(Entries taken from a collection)
= = = = =

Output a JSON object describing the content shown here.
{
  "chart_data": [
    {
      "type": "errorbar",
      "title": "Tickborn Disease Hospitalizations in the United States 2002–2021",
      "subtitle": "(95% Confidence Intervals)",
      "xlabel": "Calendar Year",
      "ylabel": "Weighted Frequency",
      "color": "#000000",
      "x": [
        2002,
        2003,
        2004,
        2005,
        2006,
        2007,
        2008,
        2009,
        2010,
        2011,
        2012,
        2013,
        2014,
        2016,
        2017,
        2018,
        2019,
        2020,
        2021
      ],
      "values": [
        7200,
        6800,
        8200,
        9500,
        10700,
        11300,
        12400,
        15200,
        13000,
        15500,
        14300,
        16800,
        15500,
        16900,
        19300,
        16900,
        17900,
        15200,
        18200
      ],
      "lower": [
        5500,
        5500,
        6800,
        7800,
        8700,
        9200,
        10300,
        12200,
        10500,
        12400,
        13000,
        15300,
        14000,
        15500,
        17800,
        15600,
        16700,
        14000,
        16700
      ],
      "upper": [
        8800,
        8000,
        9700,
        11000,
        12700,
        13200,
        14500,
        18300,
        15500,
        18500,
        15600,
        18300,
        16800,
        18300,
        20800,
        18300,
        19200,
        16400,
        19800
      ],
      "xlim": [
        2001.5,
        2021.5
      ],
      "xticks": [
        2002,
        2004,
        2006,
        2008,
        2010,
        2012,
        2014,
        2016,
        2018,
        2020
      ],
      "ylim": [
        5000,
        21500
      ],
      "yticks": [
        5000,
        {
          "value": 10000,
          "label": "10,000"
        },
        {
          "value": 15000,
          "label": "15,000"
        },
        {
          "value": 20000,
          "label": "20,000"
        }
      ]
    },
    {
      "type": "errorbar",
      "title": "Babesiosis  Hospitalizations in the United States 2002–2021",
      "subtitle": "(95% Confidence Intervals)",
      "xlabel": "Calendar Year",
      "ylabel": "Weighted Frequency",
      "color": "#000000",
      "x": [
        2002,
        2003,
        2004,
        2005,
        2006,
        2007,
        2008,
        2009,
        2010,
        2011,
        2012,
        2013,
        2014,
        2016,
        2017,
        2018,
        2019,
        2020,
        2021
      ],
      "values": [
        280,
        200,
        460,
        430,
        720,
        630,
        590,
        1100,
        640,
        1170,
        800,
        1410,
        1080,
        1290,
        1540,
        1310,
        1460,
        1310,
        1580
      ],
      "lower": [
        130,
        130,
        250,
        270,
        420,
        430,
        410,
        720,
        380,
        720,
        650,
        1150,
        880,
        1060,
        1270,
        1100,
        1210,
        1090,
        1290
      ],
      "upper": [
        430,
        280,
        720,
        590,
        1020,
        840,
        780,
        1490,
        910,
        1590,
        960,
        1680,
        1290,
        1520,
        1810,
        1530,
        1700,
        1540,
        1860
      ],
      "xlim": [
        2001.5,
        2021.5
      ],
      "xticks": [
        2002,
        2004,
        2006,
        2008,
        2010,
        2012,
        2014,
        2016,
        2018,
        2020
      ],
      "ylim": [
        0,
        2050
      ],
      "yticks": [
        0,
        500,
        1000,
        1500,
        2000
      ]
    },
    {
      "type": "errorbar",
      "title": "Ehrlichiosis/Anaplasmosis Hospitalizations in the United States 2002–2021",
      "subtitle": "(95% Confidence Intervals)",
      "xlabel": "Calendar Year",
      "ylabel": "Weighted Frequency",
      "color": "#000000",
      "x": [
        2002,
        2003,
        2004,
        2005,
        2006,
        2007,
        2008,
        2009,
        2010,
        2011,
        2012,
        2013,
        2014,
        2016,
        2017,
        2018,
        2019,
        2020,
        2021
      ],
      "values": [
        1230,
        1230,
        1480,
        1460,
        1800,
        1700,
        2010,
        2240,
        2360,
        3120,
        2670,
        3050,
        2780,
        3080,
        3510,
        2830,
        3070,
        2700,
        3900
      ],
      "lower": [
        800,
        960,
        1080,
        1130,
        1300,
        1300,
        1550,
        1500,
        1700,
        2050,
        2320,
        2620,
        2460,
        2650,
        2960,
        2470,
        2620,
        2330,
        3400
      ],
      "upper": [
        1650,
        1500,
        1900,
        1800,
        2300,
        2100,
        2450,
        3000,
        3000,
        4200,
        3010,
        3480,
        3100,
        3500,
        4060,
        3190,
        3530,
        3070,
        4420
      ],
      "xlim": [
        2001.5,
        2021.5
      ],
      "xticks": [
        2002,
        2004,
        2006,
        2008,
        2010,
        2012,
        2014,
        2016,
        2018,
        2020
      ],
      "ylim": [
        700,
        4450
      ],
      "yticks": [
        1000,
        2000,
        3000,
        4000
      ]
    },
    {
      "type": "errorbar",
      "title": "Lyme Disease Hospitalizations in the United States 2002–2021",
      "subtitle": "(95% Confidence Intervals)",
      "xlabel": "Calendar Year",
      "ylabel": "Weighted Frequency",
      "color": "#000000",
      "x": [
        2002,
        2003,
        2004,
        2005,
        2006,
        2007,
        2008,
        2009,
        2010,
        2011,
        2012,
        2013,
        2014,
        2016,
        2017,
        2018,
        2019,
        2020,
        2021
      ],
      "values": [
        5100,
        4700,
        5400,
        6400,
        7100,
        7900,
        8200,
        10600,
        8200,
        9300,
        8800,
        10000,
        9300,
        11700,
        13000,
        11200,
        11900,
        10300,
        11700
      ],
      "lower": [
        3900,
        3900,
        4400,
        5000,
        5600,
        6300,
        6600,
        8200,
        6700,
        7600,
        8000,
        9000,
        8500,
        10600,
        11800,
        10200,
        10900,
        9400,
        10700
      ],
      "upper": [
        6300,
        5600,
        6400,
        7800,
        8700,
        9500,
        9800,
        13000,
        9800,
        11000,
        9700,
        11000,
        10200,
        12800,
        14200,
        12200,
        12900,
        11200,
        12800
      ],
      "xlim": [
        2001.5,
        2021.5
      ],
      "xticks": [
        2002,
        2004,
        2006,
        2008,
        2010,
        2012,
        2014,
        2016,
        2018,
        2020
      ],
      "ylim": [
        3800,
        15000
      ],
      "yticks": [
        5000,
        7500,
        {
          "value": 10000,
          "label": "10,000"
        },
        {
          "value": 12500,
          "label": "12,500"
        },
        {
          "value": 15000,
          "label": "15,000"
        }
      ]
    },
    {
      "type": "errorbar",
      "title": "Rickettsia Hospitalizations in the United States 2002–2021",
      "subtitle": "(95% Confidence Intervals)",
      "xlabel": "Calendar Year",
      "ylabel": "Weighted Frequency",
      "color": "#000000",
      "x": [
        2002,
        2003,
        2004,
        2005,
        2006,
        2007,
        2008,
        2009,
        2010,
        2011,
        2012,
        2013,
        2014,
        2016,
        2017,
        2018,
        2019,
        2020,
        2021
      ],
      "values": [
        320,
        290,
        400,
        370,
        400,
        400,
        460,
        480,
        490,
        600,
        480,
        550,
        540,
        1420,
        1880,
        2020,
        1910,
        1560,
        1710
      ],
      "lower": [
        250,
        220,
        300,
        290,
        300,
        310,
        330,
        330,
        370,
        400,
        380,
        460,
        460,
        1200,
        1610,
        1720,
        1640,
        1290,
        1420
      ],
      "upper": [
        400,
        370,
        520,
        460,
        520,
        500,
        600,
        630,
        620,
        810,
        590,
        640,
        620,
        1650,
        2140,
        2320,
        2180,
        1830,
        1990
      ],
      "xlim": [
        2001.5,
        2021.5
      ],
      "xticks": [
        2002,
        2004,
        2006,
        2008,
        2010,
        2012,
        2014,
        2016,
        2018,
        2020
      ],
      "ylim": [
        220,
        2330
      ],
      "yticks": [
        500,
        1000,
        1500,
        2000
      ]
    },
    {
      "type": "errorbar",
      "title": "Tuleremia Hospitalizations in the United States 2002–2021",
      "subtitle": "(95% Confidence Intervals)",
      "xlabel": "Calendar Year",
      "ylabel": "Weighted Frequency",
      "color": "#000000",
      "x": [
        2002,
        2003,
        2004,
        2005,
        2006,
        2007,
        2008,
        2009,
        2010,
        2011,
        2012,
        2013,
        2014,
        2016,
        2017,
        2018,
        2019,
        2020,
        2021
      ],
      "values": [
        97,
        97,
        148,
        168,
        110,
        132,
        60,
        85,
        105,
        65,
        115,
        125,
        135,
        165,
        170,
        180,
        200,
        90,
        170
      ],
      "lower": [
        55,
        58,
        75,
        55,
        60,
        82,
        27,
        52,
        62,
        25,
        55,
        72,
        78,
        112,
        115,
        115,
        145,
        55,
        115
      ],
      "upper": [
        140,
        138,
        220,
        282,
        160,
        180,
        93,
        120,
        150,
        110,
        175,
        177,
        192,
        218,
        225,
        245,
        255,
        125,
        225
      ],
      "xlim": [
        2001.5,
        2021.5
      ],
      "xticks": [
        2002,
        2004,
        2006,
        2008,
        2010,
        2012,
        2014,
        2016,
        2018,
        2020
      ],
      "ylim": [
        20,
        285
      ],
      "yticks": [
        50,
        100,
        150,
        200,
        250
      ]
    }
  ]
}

= = = = =

- _Requirement_:
Search the records for the word "Hospitalizations", then list every line that has it.

- _Result of the exercise_:
      "title": "Tickborn Disease Hospitalizations in the United States 2002–2021",
      "title": "Babesiosis  Hospitalizations in the United States 2002–2021",
      "title": "Ehrlichiosis/Anaplasmosis Hospitalizations in the United States 2002–2021",
      "title": "Lyme Disease Hospitalizations in the United States 2002–2021",
      "title": "Rickettsia Hospitalizations in the United States 2002–2021",
      "title": "Tuleremia Hospitalizations in the United States 2002–2021",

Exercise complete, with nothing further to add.